Text excerpt ▸
I feel people pulling me down

I feel some pulling me up

I can’t get stuck

I just keep moving forward

I got places to go man. Let’s go”

Nas, ‘Strong Will Continue” on the ‘Distant Relatives’ album

Just one listen to Nas and Damian Marley’s new album, ‘Distant Relatives’ is enough to pick up that the Nas you are hearing today is not the same Nas you heard, just yesterday.

In just the last 2 years, Nas has experienced the birth of a newborn son; been on the front lines of the war usually led by political progressives, against Fox and Bill O’Reilly (and by default Rupert Murdoch); received increased respect (and of course flak from the fearful) for expressing admiration for the Honorable Minister Louis Farrakhan on an untitled track, that the streets have re-titled, ‘Louis Farrakhan.’ (http://www.youtube.com/watch?v=yiwoDkXz6Xs); and experienced a spectacular and very public break-up with his ex-wife, Kelis.

No one comes out of a period like that the same. They are either better or worse for it.

Simultaneously experiencing great honor, public humiliation and suffering can be the highest form of education – in terms of what you learn about yourself and those around you. When you listen to his verses on ‘Distant Relatives,’ ‘Strong Will Continue,’ ‘Patience,’ and ‘Friends,’ you feel some of Nas’ journey.

Nas appears to be in the state of mind that a great leader or entrepreneur reaches when they are prepared to take great risks. I write about it in Volume 3 of my book, The Entrepreneurial Secret, (http://theEsecret.com/) which focuses on one’s personal struggle.

While many may not realize it, ‘Distant Relatives’ is a risky album, and perhaps the boldest move Nas has ever made in his career.

When I say ‘risky’ I’m not just speaking in creative or commercial terms.

Short task ▸ Rewrite the passage of the commentary on Nas between "Simultaneously experiencing great" and "one’s personal struggle.", inclusive, putting "path" in place of "journey".

Dataset extract ▸
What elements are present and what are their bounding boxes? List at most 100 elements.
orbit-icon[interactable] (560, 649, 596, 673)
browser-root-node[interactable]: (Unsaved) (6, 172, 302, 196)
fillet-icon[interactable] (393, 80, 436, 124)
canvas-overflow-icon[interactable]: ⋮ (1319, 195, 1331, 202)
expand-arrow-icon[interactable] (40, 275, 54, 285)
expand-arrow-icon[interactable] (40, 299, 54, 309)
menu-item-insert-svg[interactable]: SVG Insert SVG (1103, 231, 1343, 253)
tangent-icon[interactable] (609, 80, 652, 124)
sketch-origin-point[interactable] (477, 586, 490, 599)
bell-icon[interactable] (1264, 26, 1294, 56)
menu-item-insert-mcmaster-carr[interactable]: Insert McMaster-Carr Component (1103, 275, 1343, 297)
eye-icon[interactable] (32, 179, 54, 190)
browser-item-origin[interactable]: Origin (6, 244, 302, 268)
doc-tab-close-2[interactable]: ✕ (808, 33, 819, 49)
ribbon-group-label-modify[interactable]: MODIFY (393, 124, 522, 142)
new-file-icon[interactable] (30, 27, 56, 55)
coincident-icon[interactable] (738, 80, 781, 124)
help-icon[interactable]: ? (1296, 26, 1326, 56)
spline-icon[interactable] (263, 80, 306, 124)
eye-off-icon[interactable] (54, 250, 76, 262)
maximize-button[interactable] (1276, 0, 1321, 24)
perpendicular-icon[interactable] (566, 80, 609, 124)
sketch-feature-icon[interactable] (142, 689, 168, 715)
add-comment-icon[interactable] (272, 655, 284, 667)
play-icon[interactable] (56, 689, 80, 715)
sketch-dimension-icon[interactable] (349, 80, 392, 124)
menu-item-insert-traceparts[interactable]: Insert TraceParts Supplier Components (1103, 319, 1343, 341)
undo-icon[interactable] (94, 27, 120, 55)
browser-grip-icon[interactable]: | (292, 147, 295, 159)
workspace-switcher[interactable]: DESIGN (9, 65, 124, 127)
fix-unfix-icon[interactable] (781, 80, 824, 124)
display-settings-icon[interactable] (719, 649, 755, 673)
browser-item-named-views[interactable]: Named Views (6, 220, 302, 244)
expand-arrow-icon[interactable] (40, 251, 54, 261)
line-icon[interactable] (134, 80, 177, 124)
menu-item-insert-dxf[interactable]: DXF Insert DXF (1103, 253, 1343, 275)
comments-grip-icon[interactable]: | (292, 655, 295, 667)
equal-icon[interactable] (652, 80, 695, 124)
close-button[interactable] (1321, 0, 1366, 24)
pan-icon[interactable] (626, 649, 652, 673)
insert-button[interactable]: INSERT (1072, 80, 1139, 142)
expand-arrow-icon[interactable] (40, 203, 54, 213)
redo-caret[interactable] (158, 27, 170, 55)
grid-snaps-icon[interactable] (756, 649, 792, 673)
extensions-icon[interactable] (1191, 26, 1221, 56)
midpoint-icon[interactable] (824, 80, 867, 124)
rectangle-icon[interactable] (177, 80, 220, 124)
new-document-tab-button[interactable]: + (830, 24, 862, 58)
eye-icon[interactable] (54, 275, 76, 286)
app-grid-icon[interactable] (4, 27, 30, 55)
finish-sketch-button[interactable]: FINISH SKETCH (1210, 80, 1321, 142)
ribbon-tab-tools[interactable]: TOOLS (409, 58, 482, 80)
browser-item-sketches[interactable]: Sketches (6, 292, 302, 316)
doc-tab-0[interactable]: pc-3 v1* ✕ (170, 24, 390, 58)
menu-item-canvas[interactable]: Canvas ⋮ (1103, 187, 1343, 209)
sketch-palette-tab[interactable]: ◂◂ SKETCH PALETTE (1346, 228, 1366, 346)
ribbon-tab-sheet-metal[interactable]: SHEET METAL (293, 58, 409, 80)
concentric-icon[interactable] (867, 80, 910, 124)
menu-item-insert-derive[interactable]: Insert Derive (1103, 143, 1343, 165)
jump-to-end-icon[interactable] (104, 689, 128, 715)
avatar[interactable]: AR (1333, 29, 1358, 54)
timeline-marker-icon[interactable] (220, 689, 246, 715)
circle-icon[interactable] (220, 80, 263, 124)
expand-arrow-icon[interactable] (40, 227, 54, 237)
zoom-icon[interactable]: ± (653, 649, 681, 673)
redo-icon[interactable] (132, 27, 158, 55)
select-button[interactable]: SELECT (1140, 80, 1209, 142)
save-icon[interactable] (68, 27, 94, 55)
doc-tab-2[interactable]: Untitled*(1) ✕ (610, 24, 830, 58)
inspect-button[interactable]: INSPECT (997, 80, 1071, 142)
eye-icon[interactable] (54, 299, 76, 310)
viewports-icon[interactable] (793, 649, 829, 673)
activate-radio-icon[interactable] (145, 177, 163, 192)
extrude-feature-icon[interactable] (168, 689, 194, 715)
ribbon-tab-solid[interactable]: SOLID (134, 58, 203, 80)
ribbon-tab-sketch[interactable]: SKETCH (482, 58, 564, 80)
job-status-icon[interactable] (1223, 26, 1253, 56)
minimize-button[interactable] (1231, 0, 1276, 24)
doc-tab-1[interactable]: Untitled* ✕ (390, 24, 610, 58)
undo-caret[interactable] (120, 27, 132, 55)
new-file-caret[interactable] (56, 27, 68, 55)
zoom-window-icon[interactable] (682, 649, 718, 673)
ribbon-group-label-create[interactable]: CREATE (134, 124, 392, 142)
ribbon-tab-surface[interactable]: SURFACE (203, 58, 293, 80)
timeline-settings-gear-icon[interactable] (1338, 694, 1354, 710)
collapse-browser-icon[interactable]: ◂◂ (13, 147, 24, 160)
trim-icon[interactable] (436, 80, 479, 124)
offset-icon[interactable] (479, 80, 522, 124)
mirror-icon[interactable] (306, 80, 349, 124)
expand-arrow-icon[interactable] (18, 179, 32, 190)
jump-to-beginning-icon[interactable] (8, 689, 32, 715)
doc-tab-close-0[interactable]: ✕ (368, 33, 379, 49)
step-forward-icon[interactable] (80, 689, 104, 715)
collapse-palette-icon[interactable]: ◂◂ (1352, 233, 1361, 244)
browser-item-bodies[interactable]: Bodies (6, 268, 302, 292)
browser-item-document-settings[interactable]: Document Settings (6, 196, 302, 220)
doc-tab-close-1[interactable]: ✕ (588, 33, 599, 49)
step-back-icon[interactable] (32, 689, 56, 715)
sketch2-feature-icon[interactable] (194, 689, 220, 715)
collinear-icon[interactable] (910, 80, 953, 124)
--
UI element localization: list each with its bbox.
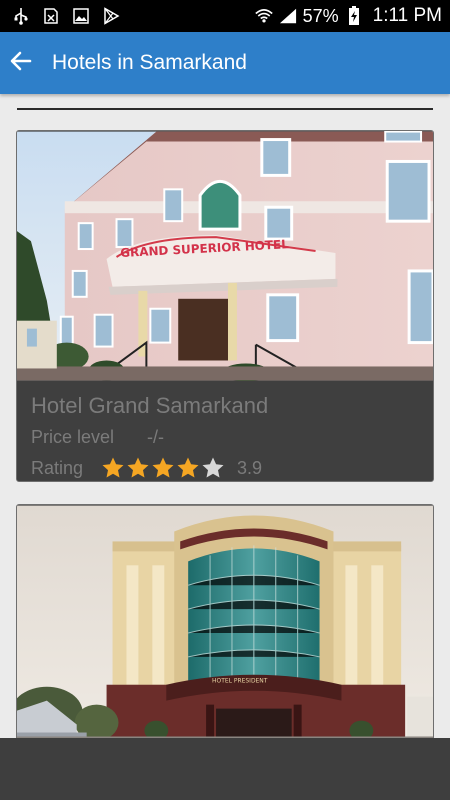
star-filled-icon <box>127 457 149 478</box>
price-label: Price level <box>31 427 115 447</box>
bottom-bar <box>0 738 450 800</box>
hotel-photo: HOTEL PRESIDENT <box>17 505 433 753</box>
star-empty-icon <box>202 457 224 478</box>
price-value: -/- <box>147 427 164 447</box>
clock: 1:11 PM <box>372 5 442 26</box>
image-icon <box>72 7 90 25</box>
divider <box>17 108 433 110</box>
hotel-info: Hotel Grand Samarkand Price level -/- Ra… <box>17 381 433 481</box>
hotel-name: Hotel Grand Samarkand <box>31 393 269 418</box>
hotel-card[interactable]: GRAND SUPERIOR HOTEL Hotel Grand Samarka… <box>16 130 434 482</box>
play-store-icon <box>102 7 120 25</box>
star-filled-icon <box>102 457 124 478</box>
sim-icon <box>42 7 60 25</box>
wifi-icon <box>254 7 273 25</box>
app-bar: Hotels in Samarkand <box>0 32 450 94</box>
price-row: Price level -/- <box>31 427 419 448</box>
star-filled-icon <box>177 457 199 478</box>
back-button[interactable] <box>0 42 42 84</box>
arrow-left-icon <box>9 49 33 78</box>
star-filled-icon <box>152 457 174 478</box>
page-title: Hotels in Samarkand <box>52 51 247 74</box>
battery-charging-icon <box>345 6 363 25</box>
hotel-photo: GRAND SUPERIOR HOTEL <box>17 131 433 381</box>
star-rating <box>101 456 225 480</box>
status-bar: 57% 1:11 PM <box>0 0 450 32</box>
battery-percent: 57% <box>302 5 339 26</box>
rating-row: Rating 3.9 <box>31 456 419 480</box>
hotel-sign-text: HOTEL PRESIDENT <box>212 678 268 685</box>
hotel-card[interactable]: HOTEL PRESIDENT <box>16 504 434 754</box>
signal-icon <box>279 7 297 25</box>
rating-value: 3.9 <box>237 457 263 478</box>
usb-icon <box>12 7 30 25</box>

Solution ▸
Simultaneously experiencing great honor, public humiliation and suffering can be the highest form of education – in terms of what you learn about yourself and those around you. When you listen to his verses on ‘Distant Relatives,’ ‘Strong Will Continue,’ ‘Patience,’ and ‘Friends,’ you feel some of Nas’ path.

Nas appears to be in the state of mind that a great leader or entrepreneur reaches when they are prepared to take great risks. I write about it in Volume 3 of my book, The Entrepreneurial Secret, (http://theEsecret.com/) which focuses on one’s personal struggle.